**TASK**.
Copy all the material below, exactly as it stands.

**STORED DATA**.
....

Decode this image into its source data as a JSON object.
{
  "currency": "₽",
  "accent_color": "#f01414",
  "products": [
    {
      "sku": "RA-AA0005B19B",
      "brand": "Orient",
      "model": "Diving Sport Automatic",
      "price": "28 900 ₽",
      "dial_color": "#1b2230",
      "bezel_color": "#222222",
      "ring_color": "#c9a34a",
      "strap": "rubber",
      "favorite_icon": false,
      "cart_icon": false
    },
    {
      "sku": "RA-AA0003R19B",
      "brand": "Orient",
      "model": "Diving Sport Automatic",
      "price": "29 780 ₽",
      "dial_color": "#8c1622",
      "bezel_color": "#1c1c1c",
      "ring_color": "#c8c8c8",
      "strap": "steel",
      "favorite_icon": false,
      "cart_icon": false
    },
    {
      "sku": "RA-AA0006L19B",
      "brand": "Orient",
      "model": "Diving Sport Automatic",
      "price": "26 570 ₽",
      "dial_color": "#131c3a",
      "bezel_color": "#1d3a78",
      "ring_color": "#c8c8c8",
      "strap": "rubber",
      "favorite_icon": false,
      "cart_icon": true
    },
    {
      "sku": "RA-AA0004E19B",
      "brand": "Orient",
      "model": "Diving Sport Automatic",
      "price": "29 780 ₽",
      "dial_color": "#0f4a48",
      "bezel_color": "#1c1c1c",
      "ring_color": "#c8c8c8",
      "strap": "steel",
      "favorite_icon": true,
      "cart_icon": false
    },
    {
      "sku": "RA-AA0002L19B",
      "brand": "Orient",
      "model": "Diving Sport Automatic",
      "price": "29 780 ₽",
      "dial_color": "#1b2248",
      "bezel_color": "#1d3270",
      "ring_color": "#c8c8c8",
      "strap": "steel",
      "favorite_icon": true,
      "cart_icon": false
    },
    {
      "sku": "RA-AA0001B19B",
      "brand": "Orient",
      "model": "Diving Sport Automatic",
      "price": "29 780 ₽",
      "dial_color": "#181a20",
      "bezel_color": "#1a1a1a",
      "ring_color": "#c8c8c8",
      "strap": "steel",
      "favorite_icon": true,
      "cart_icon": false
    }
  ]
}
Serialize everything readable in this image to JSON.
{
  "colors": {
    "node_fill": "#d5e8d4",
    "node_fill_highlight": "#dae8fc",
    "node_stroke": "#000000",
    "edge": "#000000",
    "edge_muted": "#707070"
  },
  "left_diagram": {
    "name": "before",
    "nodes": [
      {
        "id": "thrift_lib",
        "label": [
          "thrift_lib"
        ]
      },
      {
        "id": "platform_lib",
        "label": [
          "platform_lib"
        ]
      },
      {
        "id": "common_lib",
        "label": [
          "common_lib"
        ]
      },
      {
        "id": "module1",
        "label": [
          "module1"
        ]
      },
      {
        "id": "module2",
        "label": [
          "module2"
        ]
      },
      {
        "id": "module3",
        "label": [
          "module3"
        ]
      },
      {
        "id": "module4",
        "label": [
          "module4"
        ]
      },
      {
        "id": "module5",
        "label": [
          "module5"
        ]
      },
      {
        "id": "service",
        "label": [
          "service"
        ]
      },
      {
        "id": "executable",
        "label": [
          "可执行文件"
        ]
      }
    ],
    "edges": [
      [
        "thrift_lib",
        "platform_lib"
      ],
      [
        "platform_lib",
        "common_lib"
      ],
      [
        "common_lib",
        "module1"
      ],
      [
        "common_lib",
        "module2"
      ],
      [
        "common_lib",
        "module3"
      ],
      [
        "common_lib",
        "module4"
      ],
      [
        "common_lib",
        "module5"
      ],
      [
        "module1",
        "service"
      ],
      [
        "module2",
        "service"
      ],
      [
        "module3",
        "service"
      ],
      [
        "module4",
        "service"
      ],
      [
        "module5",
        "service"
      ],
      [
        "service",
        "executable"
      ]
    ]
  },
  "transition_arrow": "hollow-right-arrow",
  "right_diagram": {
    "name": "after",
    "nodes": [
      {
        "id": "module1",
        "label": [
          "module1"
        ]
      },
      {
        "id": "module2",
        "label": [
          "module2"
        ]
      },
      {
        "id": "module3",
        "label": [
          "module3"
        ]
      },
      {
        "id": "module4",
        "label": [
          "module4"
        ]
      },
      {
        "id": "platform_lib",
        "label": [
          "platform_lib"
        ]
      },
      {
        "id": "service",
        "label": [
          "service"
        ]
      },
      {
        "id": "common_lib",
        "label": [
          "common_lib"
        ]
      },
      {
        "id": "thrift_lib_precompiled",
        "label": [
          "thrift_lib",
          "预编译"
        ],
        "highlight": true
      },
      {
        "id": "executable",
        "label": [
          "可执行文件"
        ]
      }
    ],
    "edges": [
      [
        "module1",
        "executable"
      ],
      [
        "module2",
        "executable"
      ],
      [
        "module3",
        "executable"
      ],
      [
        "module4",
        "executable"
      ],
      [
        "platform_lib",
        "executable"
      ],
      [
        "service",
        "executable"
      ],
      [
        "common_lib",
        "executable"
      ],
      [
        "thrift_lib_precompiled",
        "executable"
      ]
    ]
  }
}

....

**EXERCISE ANSWER**.
Decode this image into its source data as a JSON object.
{
  "currency": "₽",
  "accent_color": "#f01414",
  "products": [
    {
      "sku": "RA-AA0005B19B",
      "brand": "Orient",
      "model": "Diving Sport Automatic",
      "price": "28 900 ₽",
      "dial_color": "#1b2230",
      "bezel_color": "#222222",
      "ring_color": "#c9a34a",
      "strap": "rubber",
      "favorite_icon": false,
      "cart_icon": false
    },
    {
      "sku": "RA-AA0003R19B",
      "brand": "Orient",
      "model": "Diving Sport Automatic",
      "price": "29 780 ₽",
      "dial_color": "#8c1622",
      "bezel_color": "#1c1c1c",
      "ring_color": "#c8c8c8",
      "strap": "steel",
      "favorite_icon": false,
      "cart_icon": false
    },
    {
      "sku": "RA-AA0006L19B",
      "brand": "Orient",
      "model": "Diving Sport Automatic",
      "price": "26 570 ₽",
      "dial_color": "#131c3a",
      "bezel_color": "#1d3a78",
      "ring_color": "#c8c8c8",
      "strap": "rubber",
      "favorite_icon": false,
      "cart_icon": true
    },
    {
      "sku": "RA-AA0004E19B",
      "brand": "Orient",
      "model": "Diving Sport Automatic",
      "price": "29 780 ₽",
      "dial_color": "#0f4a48",
      "bezel_color": "#1c1c1c",
      "ring_color": "#c8c8c8",
      "strap": "steel",
      "favorite_icon": true,
      "cart_icon": false
    },
    {
      "sku": "RA-AA0002L19B",
      "brand": "Orient",
      "model": "Diving Sport Automatic",
      "price": "29 780 ₽",
      "dial_color": "#1b2248",
      "bezel_color": "#1d3270",
      "ring_color": "#c8c8c8",
      "strap": "steel",
      "favorite_icon": true,
      "cart_icon": false
    },
    {
      "sku": "RA-AA0001B19B",
      "brand": "Orient",
      "model": "Diving Sport Automatic",
      "price": "29 780 ₽",
      "dial_color": "#181a20",
      "bezel_color": "#1a1a1a",
      "ring_color": "#c8c8c8",
      "strap": "steel",
      "favorite_icon": true,
      "cart_icon": false
    }
  ]
}
Serialize everything readable in this image to JSON.
{
  "colors": {
    "node_fill": "#d5e8d4",
    "node_fill_highlight": "#dae8fc",
    "node_stroke": "#000000",
    "edge": "#000000",
    "edge_muted": "#707070"
  },
  "left_diagram": {
    "name": "before",
    "nodes": [
      {
        "id": "thrift_lib",
        "label": [
          "thrift_lib"
        ]
      },
      {
        "id": "platform_lib",
        "label": [
          "platform_lib"
        ]
      },
      {
        "id": "common_lib",
        "label": [
          "common_lib"
        ]
      },
      {
        "id": "module1",
        "label": [
          "module1"
        ]
      },
      {
        "id": "module2",
        "label": [
          "module2"
        ]
      },
      {
        "id": "module3",
        "label": [
          "module3"
        ]
      },
      {
        "id": "module4",
        "label": [
          "module4"
        ]
      },
      {
        "id": "module5",
        "label": [
          "module5"
        ]
      },
      {
        "id": "service",
        "label": [
          "service"
        ]
      },
      {
        "id": "executable",
        "label": [
          "可执行文件"
        ]
      }
    ],
    "edges": [
      [
        "thrift_lib",
        "platform_lib"
      ],
      [
        "platform_lib",
        "common_lib"
      ],
      [
        "common_lib",
        "module1"
      ],
      [
        "common_lib",
        "module2"
      ],
      [
        "common_lib",
        "module3"
      ],
      [
        "common_lib",
        "module4"
      ],
      [
        "common_lib",
        "module5"
      ],
      [
        "module1",
        "service"
      ],
      [
        "module2",
        "service"
      ],
      [
        "module3",
        "service"
      ],
      [
        "module4",
        "service"
      ],
      [
        "module5",
        "service"
      ],
      [
        "service",
        "executable"
      ]
    ]
  },
  "transition_arrow": "hollow-right-arrow",
  "right_diagram": {
    "name": "after",
    "nodes": [
      {
        "id": "module1",
        "label": [
          "module1"
        ]
      },
      {
        "id": "module2",
        "label": [
          "module2"
        ]
      },
      {
        "id": "module3",
        "label": [
          "module3"
        ]
      },
      {
        "id": "module4",
        "label": [
          "module4"
        ]
      },
      {
        "id": "platform_lib",
        "label": [
          "platform_lib"
        ]
      },
      {
        "id": "service",
        "label": [
          "service"
        ]
      },
      {
        "id": "common_lib",
        "label": [
          "common_lib"
        ]
      },
      {
        "id": "thrift_lib_precompiled",
        "label": [
          "thrift_lib",
          "预编译"
        ],
        "highlight": true
      },
      {
        "id": "executable",
        "label": [
          "可执行文件"
        ]
      }
    ],
    "edges": [
      [
        "module1",
        "executable"
      ],
      [
        "module2",
        "executable"
      ],
      [
        "module3",
        "executable"
      ],
      [
        "module4",
        "executable"
      ],
      [
        "platform_lib",
        "executable"
      ],
      [
        "service",
        "executable"
      ],
      [
        "common_lib",
        "executable"
      ],
      [
        "thrift_lib_precompiled",
        "executable"
      ]
    ]
  }
}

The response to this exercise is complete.